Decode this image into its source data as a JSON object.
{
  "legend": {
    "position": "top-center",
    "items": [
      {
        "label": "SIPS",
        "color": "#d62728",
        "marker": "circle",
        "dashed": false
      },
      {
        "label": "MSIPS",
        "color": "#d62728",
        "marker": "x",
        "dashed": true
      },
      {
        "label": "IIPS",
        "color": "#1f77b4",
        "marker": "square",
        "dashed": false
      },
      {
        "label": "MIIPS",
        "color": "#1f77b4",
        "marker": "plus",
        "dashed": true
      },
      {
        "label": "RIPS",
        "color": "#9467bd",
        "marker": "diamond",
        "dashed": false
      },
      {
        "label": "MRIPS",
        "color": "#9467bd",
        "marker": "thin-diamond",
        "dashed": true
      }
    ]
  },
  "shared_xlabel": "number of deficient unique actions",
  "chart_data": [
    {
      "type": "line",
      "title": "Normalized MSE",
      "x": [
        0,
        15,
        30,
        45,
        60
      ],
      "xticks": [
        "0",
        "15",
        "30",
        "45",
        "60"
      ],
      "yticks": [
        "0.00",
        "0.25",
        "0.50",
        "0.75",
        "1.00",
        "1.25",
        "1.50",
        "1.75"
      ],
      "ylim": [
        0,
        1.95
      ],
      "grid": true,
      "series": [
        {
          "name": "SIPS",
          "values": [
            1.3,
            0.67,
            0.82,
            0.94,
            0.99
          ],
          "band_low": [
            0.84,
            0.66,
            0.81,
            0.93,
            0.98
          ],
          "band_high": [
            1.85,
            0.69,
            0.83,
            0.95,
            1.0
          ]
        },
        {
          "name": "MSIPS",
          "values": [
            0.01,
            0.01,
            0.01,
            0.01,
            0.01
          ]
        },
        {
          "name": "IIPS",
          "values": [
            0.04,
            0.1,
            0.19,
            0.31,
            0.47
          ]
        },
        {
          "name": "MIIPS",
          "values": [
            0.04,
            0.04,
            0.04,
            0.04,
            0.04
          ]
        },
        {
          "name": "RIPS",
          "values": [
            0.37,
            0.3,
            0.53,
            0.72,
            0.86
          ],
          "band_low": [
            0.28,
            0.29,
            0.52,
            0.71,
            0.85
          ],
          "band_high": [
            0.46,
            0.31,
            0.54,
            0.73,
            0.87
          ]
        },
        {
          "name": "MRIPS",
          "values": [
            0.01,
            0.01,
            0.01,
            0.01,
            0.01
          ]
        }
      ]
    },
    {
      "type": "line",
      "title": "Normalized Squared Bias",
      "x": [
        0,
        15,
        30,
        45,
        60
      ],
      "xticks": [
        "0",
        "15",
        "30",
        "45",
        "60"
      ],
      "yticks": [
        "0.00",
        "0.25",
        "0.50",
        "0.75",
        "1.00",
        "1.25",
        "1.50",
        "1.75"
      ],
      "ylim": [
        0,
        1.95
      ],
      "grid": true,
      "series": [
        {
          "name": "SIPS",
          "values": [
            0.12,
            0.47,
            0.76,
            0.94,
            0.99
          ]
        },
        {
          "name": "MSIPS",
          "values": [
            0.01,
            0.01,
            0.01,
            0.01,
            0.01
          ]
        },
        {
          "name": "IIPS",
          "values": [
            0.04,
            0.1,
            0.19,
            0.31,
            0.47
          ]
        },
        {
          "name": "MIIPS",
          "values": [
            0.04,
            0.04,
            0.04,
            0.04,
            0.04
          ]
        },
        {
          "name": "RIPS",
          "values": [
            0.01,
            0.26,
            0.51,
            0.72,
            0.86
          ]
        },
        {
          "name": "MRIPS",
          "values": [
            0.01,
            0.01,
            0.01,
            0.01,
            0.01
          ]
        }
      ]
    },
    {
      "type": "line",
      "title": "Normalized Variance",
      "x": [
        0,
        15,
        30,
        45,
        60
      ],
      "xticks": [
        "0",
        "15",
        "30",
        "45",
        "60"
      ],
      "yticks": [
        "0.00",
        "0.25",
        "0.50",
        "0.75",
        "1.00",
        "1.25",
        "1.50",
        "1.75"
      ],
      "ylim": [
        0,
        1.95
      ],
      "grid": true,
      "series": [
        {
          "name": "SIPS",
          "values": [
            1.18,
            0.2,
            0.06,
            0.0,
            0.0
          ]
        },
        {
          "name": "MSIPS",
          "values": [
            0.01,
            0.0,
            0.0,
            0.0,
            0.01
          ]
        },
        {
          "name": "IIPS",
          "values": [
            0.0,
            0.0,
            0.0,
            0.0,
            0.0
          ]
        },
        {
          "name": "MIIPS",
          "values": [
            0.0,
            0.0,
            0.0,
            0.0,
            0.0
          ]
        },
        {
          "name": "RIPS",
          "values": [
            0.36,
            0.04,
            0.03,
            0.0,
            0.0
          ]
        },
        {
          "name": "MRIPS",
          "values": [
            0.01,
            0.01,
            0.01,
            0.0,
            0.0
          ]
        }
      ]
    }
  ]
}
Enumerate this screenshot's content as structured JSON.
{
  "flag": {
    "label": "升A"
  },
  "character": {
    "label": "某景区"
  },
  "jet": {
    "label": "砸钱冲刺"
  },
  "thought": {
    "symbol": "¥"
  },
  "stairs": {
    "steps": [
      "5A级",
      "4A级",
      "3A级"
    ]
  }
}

+++

◆ DESCRIPTION OF THE TASK ◆
Search the data above for lines holding "Normalized" and copy each of them.

◆ EXERCISE OUTPUT ◆
      "title": "Normalized MSE",
      "title": "Normalized Squared Bias",
      "title": "Normalized Variance",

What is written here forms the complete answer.